> _WHAT THE EXERCISE ASKS_: Count every line of these entries that holds the word "color", and reply with the number only.

> _DATA RECORDS_:
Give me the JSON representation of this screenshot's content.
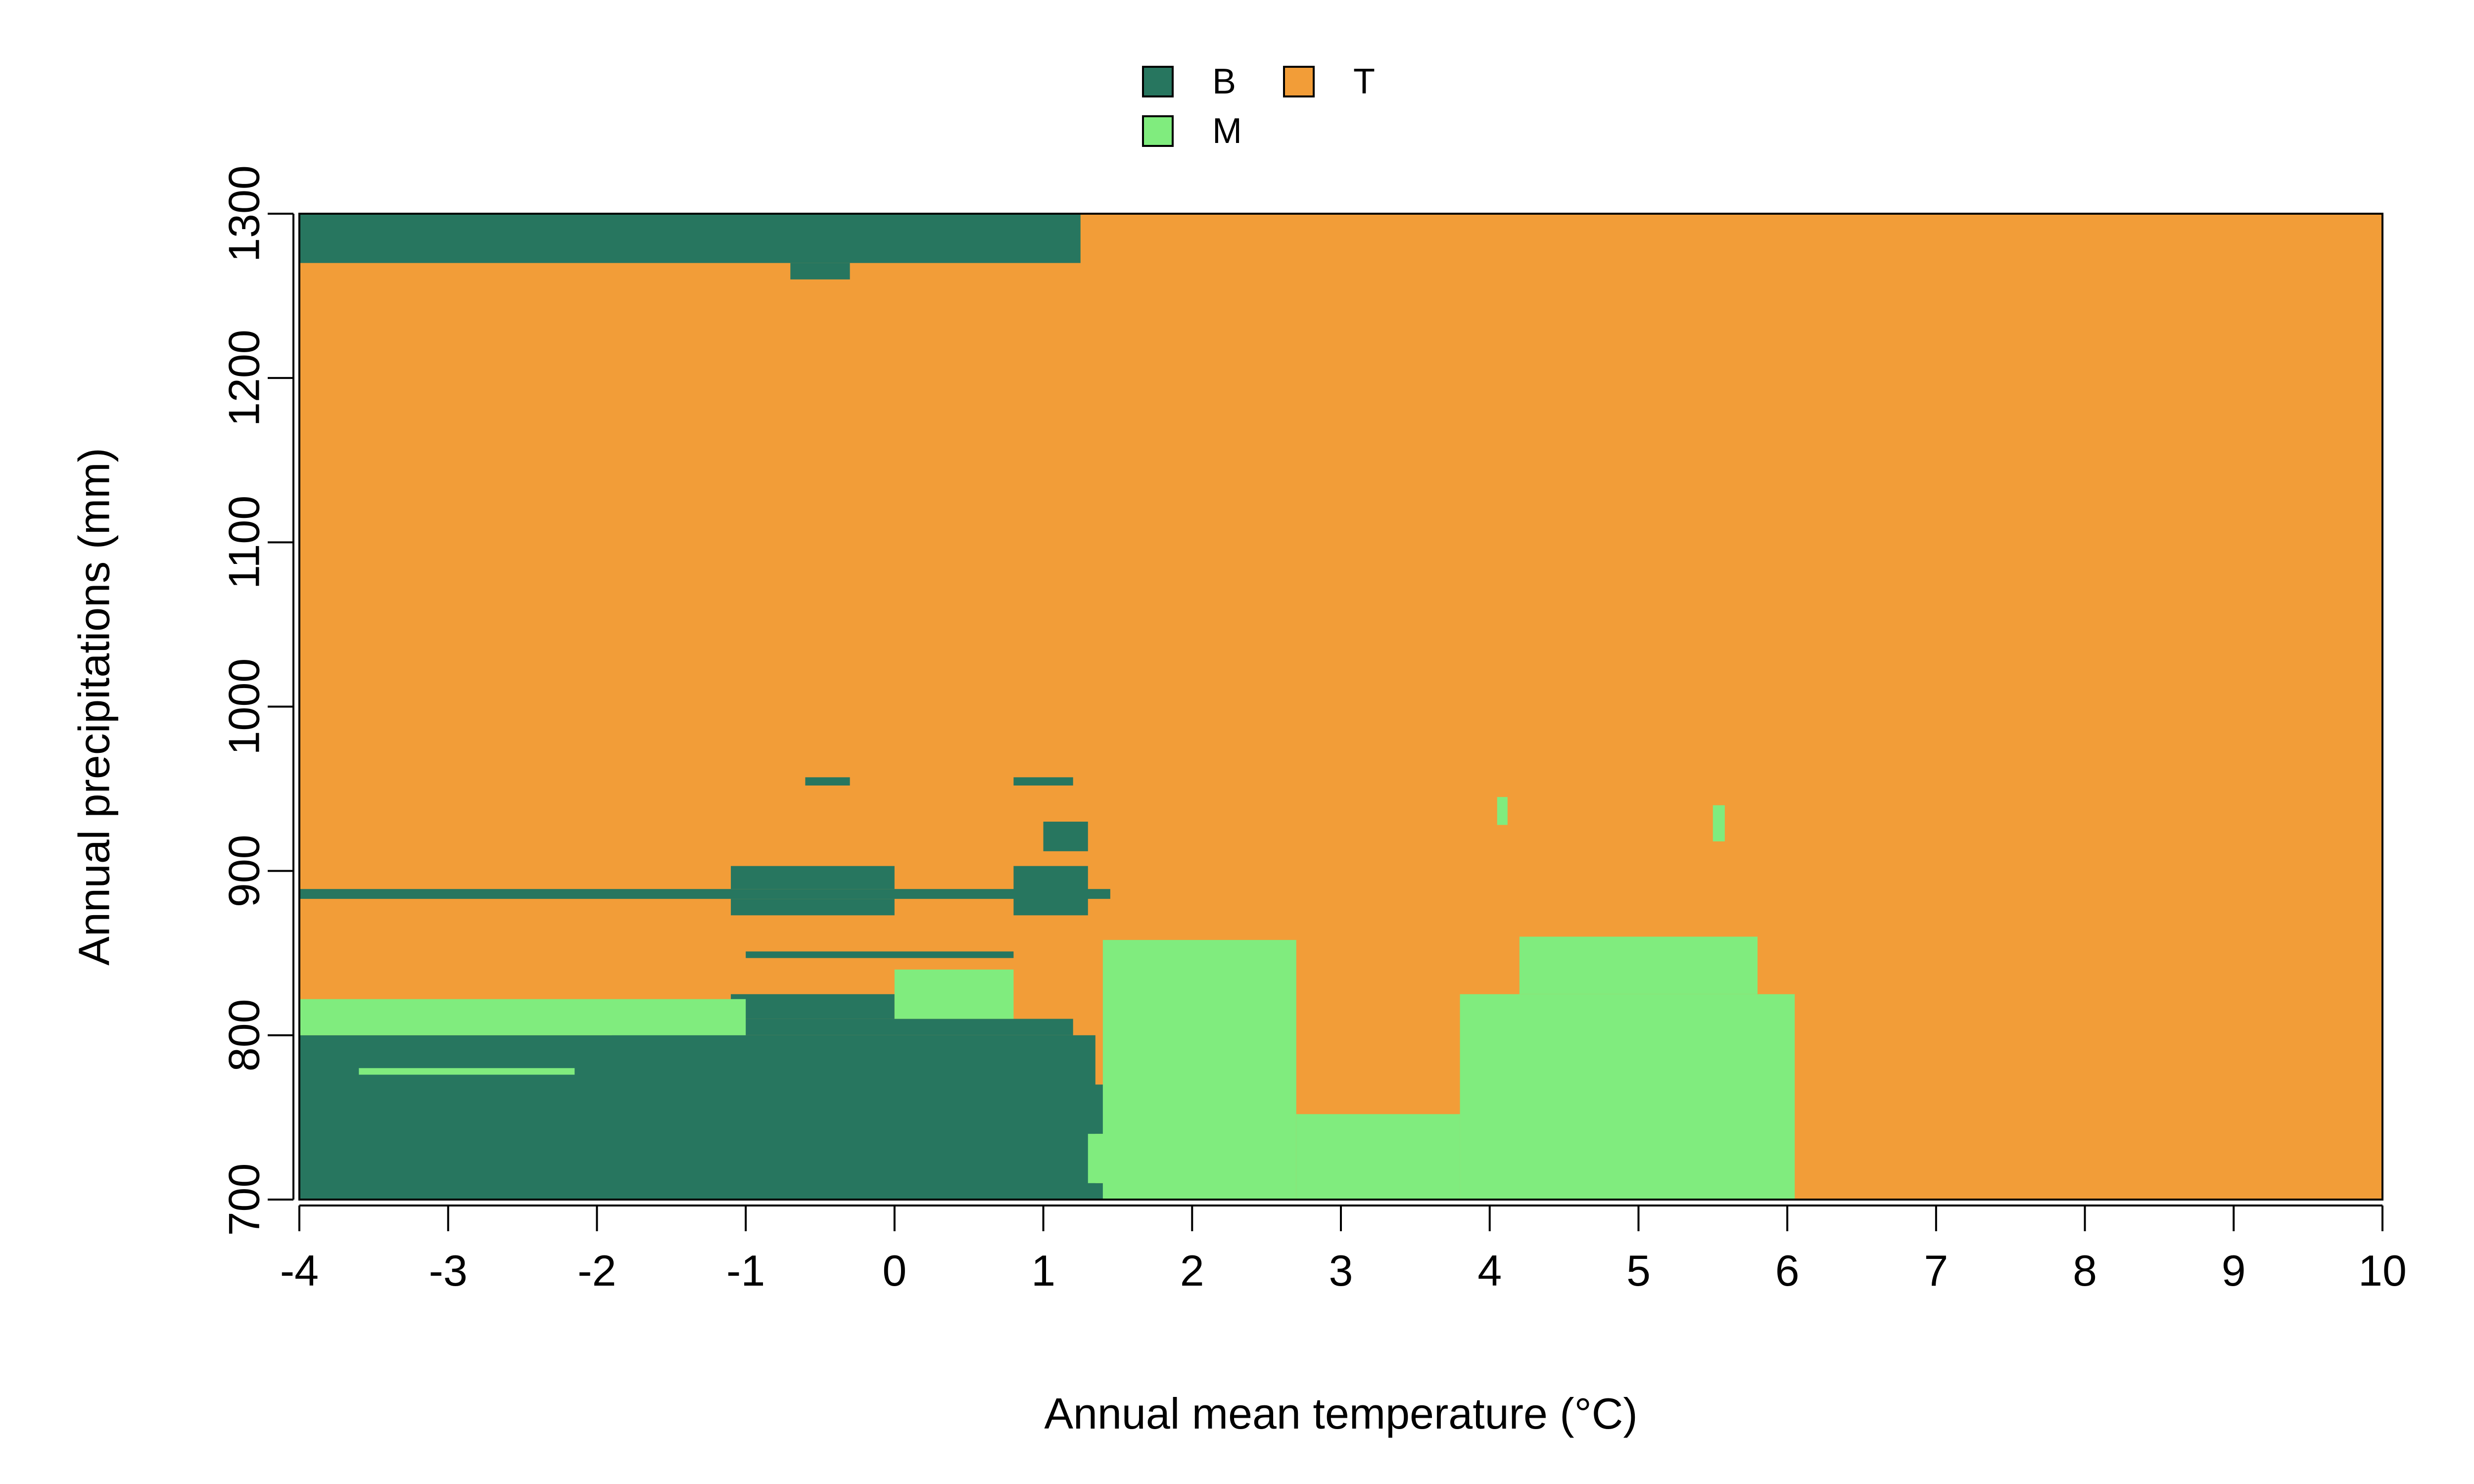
{
  "chart_data": {
    "type": "heatmap",
    "title": "",
    "xlabel": "Annual mean temperature (°C)",
    "ylabel": "Annual precipitations (mm)",
    "xlim": [
      -4,
      10
    ],
    "ylim": [
      700,
      1300
    ],
    "x_ticks": [
      "-4",
      "-3",
      "-2",
      "-1",
      "0",
      "1",
      "2",
      "3",
      "4",
      "5",
      "6",
      "7",
      "8",
      "9",
      "10"
    ],
    "y_ticks": [
      "700",
      "800",
      "900",
      "1000",
      "1100",
      "1200",
      "1300"
    ],
    "grid": false,
    "legend_position": "top-center",
    "background_class": "T",
    "classes": [
      {
        "name": "B",
        "color": "#27765f"
      },
      {
        "name": "T",
        "color": "#f29d38"
      },
      {
        "name": "M",
        "color": "#80ec7e"
      }
    ],
    "regions": [
      {
        "class": "B",
        "x": [
          -4.0,
          1.25
        ],
        "y": [
          1270,
          1300
        ]
      },
      {
        "class": "B",
        "x": [
          -0.7,
          -0.3
        ],
        "y": [
          1260,
          1270
        ]
      },
      {
        "class": "B",
        "x": [
          -4.0,
          1.45
        ],
        "y": [
          883,
          889
        ]
      },
      {
        "class": "B",
        "x": [
          -1.1,
          0.0
        ],
        "y": [
          889,
          903
        ]
      },
      {
        "class": "B",
        "x": [
          -1.1,
          0.0
        ],
        "y": [
          873,
          883
        ]
      },
      {
        "class": "B",
        "x": [
          0.8,
          1.3
        ],
        "y": [
          873,
          903
        ]
      },
      {
        "class": "B",
        "x": [
          1.0,
          1.3
        ],
        "y": [
          912,
          930
        ]
      },
      {
        "class": "B",
        "x": [
          -0.6,
          -0.3
        ],
        "y": [
          952,
          957
        ]
      },
      {
        "class": "B",
        "x": [
          0.8,
          1.2
        ],
        "y": [
          952,
          957
        ]
      },
      {
        "class": "B",
        "x": [
          -1.0,
          0.8
        ],
        "y": [
          847,
          851
        ]
      },
      {
        "class": "B",
        "x": [
          -4.0,
          1.35
        ],
        "y": [
          700,
          800
        ]
      },
      {
        "class": "B",
        "x": [
          -1.9,
          1.2
        ],
        "y": [
          800,
          810
        ]
      },
      {
        "class": "B",
        "x": [
          -1.1,
          0.0
        ],
        "y": [
          810,
          825
        ]
      },
      {
        "class": "B",
        "x": [
          1.3,
          1.45
        ],
        "y": [
          740,
          770
        ]
      },
      {
        "class": "B",
        "x": [
          1.3,
          1.45
        ],
        "y": [
          700,
          710
        ]
      },
      {
        "class": "M",
        "x": [
          -4.0,
          -1.0
        ],
        "y": [
          800,
          822
        ]
      },
      {
        "class": "M",
        "x": [
          0.0,
          0.8
        ],
        "y": [
          810,
          840
        ]
      },
      {
        "class": "M",
        "x": [
          1.4,
          2.7
        ],
        "y": [
          700,
          858
        ]
      },
      {
        "class": "M",
        "x": [
          1.3,
          1.45
        ],
        "y": [
          710,
          740
        ]
      },
      {
        "class": "M",
        "x": [
          2.7,
          3.8
        ],
        "y": [
          700,
          752
        ]
      },
      {
        "class": "M",
        "x": [
          3.8,
          6.05
        ],
        "y": [
          700,
          825
        ]
      },
      {
        "class": "M",
        "x": [
          4.2,
          5.8
        ],
        "y": [
          825,
          860
        ]
      },
      {
        "class": "M",
        "x": [
          -3.6,
          -2.15
        ],
        "y": [
          776,
          780
        ]
      },
      {
        "class": "M",
        "x": [
          4.05,
          4.12
        ],
        "y": [
          928,
          945
        ]
      },
      {
        "class": "M",
        "x": [
          5.5,
          5.58
        ],
        "y": [
          918,
          940
        ]
      }
    ]
  }
}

> _COMPLETED EXERCISE_: 3